> WRITTEN REQUEST
Reproduce the records below in full and word for word, excluding pictures.

> THE INPUT
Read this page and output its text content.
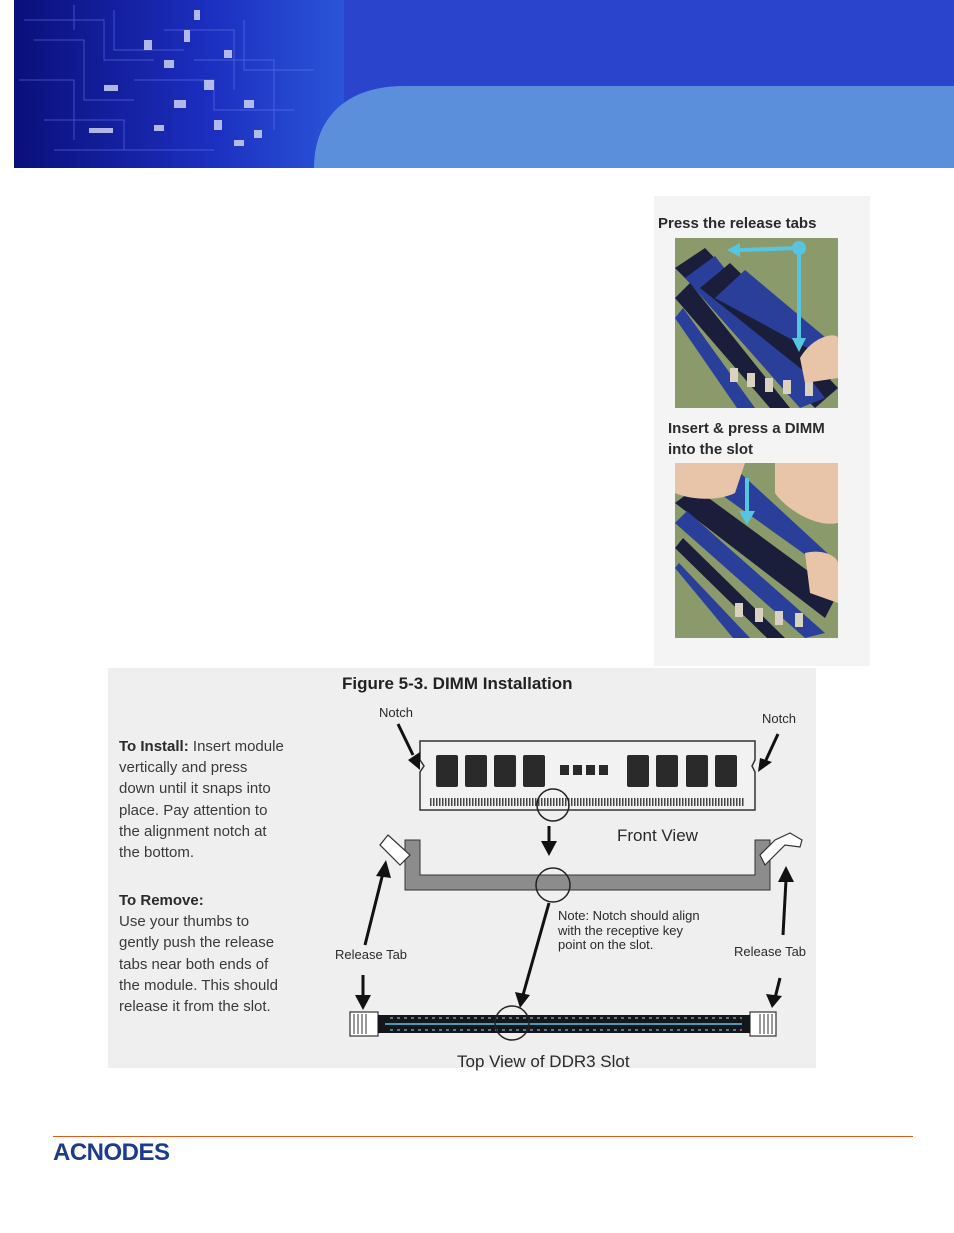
Press the release tabs
Insert & press a DIMM
into the slot
Figure 5-3. DIMM Installation
To Install: Insert module
vertically and press
down until it snaps into
place. Pay attention to
the alignment notch at
the bottom.
To Remove:
Use your thumbs to
gently push the release
tabs near both ends of
the module. This should
release it from the slot.
Notch	Notch
Front View
Release Tab	Release Tab
Top View of DDR3 Slot
Note: Notch should align
with the receptive key
point on the slot.
ACNODES
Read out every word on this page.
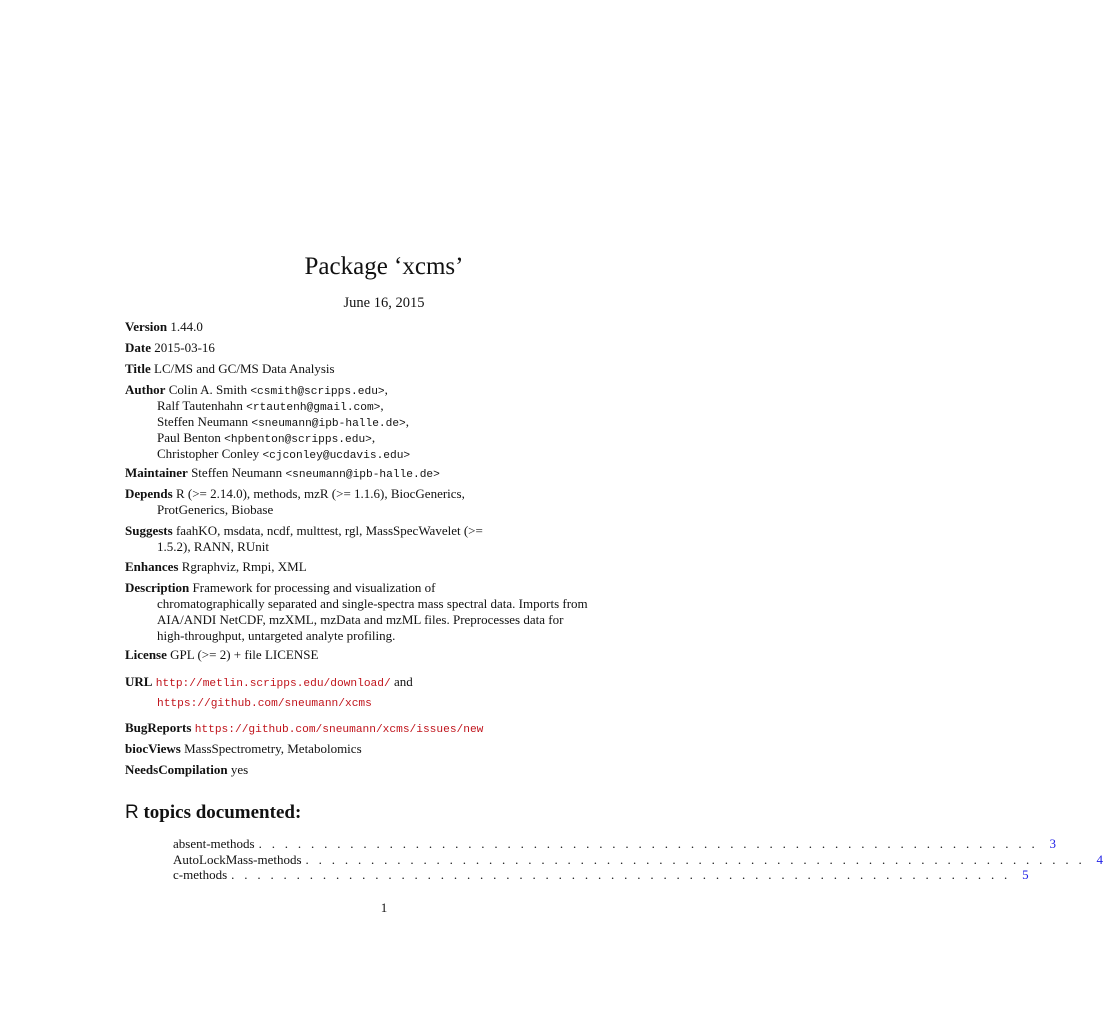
Package ‘xcms’
June 16, 2015
Version 1.44.0
Date 2015-03-16
Title LC/MS and GC/MS Data Analysis
Author Colin A. Smith <csmith@scripps.edu>,
Ralf Tautenhahn <rtautenh@gmail.com>,
Steffen Neumann <sneumann@ipb-halle.de>,
Paul Benton <hpbenton@scripps.edu>,
Christopher Conley <cjconley@ucdavis.edu>
Maintainer Steffen Neumann <sneumann@ipb-halle.de>
Depends R (>= 2.14.0), methods, mzR (>= 1.1.6), BiocGenerics,
ProtGenerics, Biobase
Suggests faahKO, msdata, ncdf, multtest, rgl, MassSpecWavelet (>=
1.5.2), RANN, RUnit
Enhances Rgraphviz, Rmpi, XML
Description Framework for processing and visualization of
chromatographically separated and single-spectra mass spectral data. Imports from
AIA/ANDI NetCDF, mzXML, mzData and mzML files. Preprocesses data for
high-throughput, untargeted analyte profiling.
License GPL (>= 2) + file LICENSE
URL http://metlin.scripps.edu/download/ and
https://github.com/sneumann/xcms
BugReports https://github.com/sneumann/xcms/issues/new
biocViews MassSpectrometry, Metabolomics
NeedsCompilation yes
R topics documented:
absent-methods . . . . . . . . . . . . . . . . . . . . . . . . . . . . . . . . . . . . . . . . . . . . . . . . . . . . . . . . . . . . 3
AutoLockMass-methods . . . . . . . . . . . . . . . . . . . . . . . . . . . . . . . . . . . . . . . . . . . . . . . . . . . . . . . . . . . . 4
c-methods . . . . . . . . . . . . . . . . . . . . . . . . . . . . . . . . . . . . . . . . . . . . . . . . . . . . . . . . . . . . 5
1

> RESULT OF THIS EXERCISE
Read this page and output its text content.
Press the release tabs
Insert & press a DIMM
into the slot
Figure 5-3. DIMM Installation
To Install: Insert module
vertically and press
down until it snaps into
place. Pay attention to
the alignment notch at
the bottom.
To Remove:
Use your thumbs to
gently push the release
tabs near both ends of
the module. This should
release it from the slot.
Notch	Notch
Front View
Release Tab	Release Tab
Top View of DDR3 Slot
Note: Notch should align
with the receptive key
point on the slot.
ACNODES
Read out every word on this page.
Package ‘xcms’
June 16, 2015
Version 1.44.0
Date 2015-03-16
Title LC/MS and GC/MS Data Analysis
Author Colin A. Smith <csmith@scripps.edu>,
Ralf Tautenhahn <rtautenh@gmail.com>,
Steffen Neumann <sneumann@ipb-halle.de>,
Paul Benton <hpbenton@scripps.edu>,
Christopher Conley <cjconley@ucdavis.edu>
Maintainer Steffen Neumann <sneumann@ipb-halle.de>
Depends R (>= 2.14.0), methods, mzR (>= 1.1.6), BiocGenerics,
ProtGenerics, Biobase
Suggests faahKO, msdata, ncdf, multtest, rgl, MassSpecWavelet (>=
1.5.2), RANN, RUnit
Enhances Rgraphviz, Rmpi, XML
Description Framework for processing and visualization of
chromatographically separated and single-spectra mass spectral data. Imports from
AIA/ANDI NetCDF, mzXML, mzData and mzML files. Preprocesses data for
high-throughput, untargeted analyte profiling.
License GPL (>= 2) + file LICENSE
URL http://metlin.scripps.edu/download/ and
https://github.com/sneumann/xcms
BugReports https://github.com/sneumann/xcms/issues/new
biocViews MassSpectrometry, Metabolomics
NeedsCompilation yes
R topics documented:
absent-methods . . . . . . . . . . . . . . . . . . . . . . . . . . . . . . . . . . . . . . . . . . . . . . . . . . . . . . . . . . . . 3
AutoLockMass-methods . . . . . . . . . . . . . . . . . . . . . . . . . . . . . . . . . . . . . . . . . . . . . . . . . . . . . . . . . . . . 4
c-methods . . . . . . . . . . . . . . . . . . . . . . . . . . . . . . . . . . . . . . . . . . . . . . . . . . . . . . . . . . . . 5
1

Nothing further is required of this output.